Set problem → Pull every line of the entries that has the word "Springs".

++++++++++++++++++++

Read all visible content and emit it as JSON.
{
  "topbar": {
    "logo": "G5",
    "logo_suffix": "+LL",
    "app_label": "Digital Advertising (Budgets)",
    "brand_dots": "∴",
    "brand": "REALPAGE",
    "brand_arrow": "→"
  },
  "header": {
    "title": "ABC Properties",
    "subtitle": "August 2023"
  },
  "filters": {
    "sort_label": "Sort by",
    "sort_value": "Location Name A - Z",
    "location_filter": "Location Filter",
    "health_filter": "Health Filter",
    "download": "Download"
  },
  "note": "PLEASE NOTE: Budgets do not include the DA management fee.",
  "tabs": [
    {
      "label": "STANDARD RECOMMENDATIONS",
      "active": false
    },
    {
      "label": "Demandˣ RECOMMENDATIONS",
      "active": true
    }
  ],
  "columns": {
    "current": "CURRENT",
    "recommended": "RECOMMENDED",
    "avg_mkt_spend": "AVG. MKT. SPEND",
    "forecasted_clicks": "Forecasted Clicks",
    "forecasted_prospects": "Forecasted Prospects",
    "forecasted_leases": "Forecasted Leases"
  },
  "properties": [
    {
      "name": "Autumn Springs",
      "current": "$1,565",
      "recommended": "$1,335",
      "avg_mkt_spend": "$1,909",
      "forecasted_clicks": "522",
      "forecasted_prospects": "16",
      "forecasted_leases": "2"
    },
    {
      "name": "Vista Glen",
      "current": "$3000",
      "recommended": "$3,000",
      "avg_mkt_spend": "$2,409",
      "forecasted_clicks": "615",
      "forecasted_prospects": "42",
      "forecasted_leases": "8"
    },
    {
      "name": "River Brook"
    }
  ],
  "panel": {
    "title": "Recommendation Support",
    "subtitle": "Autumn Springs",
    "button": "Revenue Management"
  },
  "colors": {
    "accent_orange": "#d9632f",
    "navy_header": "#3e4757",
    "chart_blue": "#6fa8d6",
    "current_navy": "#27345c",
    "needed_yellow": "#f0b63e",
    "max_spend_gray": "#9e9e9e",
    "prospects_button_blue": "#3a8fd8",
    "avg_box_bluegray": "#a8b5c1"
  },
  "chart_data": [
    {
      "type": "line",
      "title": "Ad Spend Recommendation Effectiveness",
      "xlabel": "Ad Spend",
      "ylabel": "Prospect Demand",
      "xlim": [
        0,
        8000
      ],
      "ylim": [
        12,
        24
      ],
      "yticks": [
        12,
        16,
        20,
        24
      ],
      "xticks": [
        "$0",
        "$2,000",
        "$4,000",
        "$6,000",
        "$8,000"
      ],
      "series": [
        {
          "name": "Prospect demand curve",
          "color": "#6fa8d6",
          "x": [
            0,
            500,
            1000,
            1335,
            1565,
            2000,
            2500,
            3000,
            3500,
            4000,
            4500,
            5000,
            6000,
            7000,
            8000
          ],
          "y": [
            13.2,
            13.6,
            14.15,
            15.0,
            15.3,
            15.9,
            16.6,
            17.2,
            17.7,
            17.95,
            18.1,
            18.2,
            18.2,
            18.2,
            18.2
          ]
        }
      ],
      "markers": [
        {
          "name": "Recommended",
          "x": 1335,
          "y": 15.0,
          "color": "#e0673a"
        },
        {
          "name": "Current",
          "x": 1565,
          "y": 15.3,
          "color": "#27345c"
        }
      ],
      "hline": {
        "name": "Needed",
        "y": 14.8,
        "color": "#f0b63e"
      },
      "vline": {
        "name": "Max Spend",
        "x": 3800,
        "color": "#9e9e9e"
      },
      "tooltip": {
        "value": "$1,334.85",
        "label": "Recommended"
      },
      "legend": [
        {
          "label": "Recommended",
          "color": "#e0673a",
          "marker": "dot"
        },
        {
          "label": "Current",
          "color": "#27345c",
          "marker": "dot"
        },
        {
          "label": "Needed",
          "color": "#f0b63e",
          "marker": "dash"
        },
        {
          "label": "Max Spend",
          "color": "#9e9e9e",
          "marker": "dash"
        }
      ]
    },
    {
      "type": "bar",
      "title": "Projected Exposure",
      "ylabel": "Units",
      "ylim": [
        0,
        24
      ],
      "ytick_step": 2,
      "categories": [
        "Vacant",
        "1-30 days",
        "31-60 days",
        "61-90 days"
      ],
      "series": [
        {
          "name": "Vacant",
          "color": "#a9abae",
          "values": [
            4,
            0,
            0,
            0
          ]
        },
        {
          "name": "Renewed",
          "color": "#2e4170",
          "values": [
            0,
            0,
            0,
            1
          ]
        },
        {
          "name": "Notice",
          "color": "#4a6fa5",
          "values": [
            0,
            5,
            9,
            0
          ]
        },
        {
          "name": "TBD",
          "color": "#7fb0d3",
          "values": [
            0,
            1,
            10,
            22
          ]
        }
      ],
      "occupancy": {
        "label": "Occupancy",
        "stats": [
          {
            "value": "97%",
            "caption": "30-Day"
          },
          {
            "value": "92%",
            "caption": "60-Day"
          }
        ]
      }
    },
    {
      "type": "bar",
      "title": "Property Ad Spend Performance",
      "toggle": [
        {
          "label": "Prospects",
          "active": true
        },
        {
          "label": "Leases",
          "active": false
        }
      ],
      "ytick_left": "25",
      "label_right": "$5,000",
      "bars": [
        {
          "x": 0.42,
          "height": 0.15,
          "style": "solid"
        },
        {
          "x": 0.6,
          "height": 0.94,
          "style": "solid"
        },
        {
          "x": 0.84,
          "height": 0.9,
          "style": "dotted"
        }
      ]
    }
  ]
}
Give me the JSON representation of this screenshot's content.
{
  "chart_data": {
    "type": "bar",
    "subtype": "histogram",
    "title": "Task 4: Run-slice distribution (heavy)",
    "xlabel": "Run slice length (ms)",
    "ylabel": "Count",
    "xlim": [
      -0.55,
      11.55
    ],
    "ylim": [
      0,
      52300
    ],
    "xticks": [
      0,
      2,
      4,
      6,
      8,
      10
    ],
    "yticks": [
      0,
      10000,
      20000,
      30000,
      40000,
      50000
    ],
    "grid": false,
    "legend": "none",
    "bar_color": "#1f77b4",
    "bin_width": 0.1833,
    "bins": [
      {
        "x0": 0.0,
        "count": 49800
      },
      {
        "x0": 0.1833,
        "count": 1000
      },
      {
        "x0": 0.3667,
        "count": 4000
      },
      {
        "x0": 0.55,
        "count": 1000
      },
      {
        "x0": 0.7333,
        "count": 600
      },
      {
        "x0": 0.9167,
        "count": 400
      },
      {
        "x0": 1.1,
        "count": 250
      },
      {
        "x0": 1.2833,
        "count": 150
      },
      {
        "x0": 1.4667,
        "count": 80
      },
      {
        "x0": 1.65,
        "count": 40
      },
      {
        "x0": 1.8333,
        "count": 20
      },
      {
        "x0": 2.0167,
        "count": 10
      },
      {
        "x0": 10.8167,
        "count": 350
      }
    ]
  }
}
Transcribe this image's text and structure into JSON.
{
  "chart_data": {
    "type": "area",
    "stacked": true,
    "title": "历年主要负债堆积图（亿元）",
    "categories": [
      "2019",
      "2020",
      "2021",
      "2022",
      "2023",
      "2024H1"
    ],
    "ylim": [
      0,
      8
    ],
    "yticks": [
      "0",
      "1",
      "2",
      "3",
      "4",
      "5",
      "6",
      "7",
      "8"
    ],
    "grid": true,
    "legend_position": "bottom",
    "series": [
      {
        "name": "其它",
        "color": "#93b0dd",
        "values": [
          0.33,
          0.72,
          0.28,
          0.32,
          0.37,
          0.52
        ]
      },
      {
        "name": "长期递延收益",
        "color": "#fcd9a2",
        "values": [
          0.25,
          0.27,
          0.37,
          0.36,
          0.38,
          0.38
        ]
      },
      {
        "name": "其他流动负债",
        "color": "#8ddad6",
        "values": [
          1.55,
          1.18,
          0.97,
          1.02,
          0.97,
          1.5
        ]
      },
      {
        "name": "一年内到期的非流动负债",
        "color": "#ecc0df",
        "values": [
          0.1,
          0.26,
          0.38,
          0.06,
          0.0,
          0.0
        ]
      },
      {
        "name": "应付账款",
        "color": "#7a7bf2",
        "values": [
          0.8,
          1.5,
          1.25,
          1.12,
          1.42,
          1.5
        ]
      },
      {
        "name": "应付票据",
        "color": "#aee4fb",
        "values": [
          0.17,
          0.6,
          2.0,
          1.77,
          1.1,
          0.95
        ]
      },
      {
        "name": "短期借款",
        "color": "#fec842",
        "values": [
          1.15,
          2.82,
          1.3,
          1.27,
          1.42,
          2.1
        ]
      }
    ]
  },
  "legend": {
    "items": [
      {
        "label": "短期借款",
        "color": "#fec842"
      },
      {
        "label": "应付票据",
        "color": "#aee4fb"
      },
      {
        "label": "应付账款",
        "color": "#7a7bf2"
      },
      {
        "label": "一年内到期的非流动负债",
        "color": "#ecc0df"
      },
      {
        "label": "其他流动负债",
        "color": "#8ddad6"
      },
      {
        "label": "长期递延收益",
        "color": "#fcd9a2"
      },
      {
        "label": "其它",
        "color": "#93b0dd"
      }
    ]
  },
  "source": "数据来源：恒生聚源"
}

++++++++++++++++++++

The response →
      "name": "Autumn Springs",
    "subtitle": "Autumn Springs",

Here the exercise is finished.